##### Provided entries
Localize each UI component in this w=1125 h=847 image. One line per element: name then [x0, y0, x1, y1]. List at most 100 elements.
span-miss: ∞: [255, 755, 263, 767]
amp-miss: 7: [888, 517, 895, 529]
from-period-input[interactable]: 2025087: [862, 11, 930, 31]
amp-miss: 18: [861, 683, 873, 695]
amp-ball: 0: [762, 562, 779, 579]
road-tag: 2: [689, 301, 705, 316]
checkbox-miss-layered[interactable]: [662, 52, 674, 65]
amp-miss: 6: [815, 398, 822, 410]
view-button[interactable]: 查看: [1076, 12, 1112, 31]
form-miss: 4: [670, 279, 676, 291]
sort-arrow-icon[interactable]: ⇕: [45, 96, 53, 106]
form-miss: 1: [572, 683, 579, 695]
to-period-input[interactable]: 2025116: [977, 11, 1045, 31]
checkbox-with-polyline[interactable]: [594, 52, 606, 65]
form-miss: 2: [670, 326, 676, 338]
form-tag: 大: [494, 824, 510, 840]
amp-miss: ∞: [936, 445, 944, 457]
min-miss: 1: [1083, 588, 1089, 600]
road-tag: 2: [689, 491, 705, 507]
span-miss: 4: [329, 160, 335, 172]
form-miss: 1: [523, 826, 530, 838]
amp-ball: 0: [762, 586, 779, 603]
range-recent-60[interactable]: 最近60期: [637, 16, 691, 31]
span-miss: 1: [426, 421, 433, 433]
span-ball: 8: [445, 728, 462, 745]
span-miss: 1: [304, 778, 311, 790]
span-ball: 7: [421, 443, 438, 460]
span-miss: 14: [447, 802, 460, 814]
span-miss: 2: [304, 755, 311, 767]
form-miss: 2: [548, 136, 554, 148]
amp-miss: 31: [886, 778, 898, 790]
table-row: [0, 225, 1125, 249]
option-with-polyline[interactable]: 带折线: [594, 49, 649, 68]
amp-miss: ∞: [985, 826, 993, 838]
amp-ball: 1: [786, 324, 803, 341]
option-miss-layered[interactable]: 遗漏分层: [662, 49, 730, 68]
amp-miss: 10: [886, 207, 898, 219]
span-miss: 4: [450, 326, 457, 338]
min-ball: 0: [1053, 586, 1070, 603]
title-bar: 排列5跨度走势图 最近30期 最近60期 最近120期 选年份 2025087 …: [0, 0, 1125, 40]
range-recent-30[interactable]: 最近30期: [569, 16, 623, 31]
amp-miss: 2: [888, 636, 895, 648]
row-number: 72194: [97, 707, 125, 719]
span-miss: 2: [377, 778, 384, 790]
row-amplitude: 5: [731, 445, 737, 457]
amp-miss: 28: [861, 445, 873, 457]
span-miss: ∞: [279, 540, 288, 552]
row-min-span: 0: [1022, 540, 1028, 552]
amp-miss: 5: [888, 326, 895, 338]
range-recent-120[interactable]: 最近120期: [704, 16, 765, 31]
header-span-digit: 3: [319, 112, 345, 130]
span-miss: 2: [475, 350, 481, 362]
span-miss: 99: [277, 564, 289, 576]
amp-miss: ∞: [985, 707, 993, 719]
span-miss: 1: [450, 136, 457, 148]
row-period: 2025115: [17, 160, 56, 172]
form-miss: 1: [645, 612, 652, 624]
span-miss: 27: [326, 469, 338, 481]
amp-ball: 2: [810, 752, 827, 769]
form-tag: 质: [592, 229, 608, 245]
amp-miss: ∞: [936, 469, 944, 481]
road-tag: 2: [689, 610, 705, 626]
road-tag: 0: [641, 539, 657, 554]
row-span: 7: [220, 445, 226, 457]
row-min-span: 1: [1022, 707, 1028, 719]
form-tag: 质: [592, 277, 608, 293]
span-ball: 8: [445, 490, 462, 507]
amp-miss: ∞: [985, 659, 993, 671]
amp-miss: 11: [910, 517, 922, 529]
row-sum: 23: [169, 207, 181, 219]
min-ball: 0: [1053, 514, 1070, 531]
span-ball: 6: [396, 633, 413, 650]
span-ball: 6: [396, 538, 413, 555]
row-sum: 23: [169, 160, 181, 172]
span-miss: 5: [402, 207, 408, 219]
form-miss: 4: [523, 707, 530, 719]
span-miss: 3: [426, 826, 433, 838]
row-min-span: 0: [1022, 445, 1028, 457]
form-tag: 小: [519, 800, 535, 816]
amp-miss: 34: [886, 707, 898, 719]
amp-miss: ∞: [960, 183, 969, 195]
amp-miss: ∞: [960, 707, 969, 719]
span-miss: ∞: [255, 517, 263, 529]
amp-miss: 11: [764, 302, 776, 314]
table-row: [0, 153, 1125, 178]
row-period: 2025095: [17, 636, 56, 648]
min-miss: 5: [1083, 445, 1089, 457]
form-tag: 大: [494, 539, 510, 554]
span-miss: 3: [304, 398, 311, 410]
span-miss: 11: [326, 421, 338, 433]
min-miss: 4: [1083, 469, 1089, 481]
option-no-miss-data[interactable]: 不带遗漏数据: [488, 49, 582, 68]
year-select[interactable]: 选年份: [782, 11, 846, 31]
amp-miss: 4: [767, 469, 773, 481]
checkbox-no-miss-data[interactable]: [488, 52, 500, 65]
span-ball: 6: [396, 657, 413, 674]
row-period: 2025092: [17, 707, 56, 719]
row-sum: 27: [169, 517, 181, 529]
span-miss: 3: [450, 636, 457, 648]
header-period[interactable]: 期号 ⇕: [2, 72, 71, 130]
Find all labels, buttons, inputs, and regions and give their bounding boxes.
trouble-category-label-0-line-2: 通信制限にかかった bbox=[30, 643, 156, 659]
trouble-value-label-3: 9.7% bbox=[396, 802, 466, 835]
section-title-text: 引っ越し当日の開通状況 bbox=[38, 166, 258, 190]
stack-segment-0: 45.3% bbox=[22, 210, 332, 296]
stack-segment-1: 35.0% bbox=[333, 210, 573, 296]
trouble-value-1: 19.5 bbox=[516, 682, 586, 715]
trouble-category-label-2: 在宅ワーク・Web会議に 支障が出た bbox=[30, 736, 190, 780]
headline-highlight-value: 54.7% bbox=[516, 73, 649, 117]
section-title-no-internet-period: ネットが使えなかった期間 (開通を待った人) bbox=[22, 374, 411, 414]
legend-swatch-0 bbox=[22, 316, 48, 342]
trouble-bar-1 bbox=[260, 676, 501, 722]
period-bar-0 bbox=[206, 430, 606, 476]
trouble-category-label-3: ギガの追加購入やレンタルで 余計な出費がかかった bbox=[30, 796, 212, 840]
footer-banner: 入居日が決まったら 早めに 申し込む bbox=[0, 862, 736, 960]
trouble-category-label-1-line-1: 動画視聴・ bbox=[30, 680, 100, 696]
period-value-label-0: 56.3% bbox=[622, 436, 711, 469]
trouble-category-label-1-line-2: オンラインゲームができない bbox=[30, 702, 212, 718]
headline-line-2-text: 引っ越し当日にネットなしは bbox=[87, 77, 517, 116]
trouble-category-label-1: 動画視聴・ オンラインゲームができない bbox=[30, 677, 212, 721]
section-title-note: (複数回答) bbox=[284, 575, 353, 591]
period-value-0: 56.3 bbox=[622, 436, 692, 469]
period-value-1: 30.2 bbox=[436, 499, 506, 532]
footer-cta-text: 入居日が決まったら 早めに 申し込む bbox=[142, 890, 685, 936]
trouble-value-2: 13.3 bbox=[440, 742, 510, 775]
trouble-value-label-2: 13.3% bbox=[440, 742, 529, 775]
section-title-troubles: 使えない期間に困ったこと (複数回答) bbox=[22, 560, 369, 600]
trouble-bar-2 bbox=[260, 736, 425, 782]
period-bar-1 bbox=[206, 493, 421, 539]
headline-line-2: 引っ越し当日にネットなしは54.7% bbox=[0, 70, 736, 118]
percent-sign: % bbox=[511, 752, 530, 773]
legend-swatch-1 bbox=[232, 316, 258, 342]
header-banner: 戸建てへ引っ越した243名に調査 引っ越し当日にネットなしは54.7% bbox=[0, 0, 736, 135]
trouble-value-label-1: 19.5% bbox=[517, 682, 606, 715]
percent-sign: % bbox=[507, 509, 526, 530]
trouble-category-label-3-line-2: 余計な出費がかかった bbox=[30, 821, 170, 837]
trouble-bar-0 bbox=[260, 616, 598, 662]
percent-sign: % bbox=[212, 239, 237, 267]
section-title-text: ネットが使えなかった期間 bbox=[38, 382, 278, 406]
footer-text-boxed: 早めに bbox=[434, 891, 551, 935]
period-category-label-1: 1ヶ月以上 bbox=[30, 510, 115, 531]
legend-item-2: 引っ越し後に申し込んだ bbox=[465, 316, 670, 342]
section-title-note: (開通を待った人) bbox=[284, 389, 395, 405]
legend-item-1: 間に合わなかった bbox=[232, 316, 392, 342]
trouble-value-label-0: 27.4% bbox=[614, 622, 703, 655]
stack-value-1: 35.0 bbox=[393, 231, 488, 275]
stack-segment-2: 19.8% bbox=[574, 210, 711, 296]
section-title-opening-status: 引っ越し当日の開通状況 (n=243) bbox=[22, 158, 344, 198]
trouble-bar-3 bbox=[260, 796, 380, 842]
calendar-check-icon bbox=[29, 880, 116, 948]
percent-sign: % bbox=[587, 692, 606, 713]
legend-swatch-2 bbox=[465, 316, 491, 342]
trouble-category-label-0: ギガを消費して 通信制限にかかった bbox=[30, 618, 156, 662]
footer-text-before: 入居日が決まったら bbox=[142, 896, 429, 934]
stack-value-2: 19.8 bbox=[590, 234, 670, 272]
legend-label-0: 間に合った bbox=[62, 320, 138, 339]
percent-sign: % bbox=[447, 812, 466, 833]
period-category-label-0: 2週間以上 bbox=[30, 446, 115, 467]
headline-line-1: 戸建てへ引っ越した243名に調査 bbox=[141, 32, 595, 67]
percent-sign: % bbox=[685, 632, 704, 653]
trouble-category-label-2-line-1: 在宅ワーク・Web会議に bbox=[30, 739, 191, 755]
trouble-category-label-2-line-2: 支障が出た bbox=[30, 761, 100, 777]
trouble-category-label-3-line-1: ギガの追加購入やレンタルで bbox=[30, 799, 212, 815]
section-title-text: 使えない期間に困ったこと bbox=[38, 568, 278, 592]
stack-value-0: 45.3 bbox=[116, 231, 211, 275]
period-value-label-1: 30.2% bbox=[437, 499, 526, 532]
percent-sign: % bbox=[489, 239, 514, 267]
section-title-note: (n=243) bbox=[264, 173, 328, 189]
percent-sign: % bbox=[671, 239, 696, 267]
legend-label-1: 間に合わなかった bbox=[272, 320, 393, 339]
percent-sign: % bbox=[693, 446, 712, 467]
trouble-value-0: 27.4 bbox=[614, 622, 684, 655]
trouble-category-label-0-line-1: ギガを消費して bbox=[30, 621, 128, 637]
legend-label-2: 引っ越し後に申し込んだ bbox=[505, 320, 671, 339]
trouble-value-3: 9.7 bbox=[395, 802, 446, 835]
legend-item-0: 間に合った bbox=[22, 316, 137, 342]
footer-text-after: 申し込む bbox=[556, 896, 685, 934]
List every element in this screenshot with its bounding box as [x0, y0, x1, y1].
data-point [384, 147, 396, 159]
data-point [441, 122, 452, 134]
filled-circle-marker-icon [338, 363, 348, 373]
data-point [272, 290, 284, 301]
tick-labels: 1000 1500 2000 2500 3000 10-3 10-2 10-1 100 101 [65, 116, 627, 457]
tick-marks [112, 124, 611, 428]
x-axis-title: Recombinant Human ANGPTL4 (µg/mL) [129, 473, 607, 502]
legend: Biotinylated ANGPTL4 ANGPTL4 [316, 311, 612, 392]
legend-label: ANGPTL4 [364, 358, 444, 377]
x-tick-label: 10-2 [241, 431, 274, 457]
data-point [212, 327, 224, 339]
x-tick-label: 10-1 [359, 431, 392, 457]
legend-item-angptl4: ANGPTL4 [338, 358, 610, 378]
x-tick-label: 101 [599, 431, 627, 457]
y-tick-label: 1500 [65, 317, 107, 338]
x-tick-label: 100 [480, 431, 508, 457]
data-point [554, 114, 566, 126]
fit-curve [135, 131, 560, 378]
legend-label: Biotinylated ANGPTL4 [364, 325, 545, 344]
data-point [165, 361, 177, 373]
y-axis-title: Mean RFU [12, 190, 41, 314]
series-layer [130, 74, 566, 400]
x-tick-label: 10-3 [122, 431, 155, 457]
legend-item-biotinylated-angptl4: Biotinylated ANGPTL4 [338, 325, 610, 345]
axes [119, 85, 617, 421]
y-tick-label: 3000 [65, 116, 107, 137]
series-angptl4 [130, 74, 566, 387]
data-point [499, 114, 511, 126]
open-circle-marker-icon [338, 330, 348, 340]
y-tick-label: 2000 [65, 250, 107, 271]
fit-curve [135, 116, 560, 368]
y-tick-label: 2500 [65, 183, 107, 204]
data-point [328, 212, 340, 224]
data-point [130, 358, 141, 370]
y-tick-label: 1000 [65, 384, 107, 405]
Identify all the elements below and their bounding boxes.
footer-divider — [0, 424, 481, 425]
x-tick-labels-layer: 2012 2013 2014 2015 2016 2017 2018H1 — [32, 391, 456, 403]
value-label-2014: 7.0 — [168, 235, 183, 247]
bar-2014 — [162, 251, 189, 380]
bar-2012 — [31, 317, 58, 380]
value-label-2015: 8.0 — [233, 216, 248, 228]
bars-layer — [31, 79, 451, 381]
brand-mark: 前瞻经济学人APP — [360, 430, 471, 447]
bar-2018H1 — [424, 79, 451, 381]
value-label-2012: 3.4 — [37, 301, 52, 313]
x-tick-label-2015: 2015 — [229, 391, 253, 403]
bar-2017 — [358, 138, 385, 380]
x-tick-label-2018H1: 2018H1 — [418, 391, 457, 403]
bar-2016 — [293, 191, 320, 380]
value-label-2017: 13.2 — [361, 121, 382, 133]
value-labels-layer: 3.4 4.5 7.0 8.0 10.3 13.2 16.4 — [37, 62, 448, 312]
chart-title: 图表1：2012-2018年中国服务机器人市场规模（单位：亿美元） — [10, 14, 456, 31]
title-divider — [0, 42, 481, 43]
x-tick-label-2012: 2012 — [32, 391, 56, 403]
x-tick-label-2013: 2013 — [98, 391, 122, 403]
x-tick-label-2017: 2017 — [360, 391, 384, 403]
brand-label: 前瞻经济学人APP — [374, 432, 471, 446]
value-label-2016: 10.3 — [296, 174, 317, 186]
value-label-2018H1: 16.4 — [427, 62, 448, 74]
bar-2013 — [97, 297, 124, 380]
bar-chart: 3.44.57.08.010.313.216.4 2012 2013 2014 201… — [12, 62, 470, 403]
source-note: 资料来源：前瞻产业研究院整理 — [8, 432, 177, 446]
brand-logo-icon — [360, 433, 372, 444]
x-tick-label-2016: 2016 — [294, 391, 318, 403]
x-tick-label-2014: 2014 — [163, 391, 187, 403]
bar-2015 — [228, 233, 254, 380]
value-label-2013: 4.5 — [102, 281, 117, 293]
##########
**Goal:** Copy the lines exactly, from the first line through the line containing "amp-ball: 0: [762, 562, 779, 579]".

**The reply:**
Localize each UI component in this w=1125 h=847 image. One line per element: name then [x0, y0, x1, y1]. List at most 100 elements.
span-miss: ∞: [255, 755, 263, 767]
amp-miss: 7: [888, 517, 895, 529]
from-period-input[interactable]: 2025087: [862, 11, 930, 31]
amp-miss: 18: [861, 683, 873, 695]
amp-ball: 0: [762, 562, 779, 579]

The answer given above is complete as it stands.